--- Extracted information ---
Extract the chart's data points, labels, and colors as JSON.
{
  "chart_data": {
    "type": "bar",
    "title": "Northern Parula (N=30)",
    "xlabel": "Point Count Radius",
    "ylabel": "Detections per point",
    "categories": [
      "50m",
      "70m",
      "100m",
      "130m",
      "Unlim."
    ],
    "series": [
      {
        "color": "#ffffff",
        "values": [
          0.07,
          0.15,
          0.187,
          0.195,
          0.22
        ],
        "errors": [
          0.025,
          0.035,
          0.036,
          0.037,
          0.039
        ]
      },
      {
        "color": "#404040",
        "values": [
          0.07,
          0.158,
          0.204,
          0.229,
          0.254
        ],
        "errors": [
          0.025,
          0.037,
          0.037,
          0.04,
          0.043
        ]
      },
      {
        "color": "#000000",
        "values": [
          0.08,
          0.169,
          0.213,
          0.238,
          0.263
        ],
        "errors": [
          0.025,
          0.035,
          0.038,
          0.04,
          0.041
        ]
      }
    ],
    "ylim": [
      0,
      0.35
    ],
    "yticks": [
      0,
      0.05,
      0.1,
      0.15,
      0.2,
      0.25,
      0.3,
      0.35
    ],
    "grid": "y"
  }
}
...
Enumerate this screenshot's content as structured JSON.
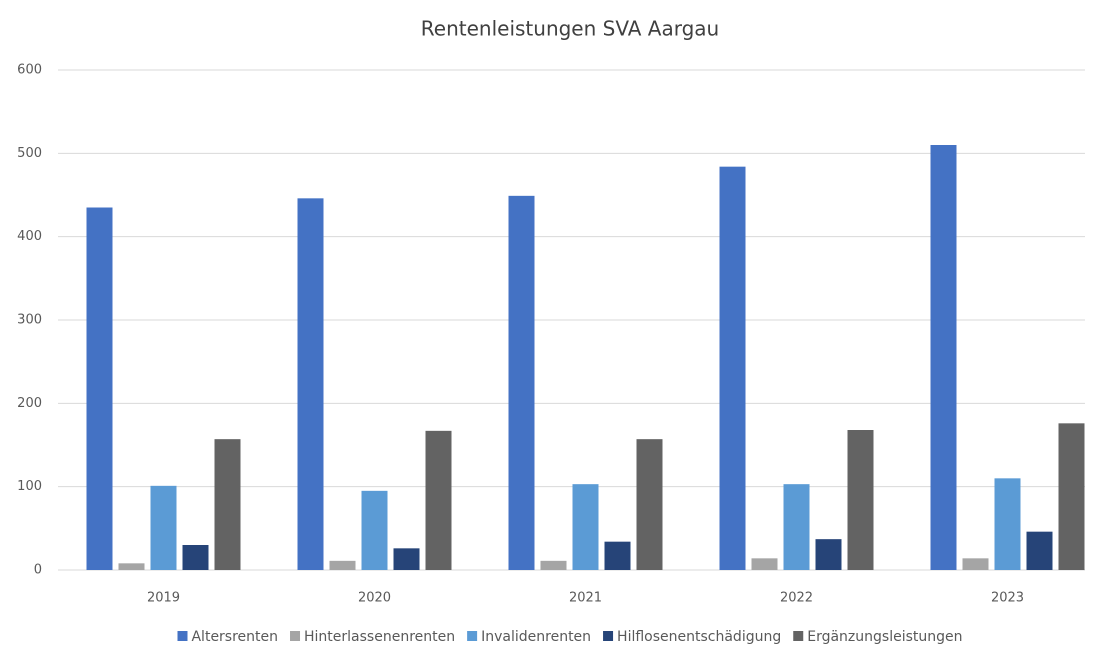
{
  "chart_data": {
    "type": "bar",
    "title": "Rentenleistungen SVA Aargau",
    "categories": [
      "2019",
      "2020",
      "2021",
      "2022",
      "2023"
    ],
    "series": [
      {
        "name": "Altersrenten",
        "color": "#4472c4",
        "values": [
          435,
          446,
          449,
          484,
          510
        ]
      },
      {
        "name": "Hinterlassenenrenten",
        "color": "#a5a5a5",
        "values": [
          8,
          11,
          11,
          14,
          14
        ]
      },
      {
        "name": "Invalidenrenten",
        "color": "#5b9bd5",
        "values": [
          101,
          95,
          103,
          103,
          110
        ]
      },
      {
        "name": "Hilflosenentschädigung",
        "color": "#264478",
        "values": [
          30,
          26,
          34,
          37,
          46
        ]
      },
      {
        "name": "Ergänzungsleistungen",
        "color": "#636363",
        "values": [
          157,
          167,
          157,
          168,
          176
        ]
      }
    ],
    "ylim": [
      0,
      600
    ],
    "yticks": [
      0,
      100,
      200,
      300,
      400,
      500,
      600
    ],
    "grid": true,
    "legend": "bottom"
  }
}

--- Your instructions ---
Look through the entries above; copy every line holding the string "JSON".

--- Correct output ---
Extract the chart's data points, labels, and colors as JSON.
Enumerate this screenshot's content as structured JSON.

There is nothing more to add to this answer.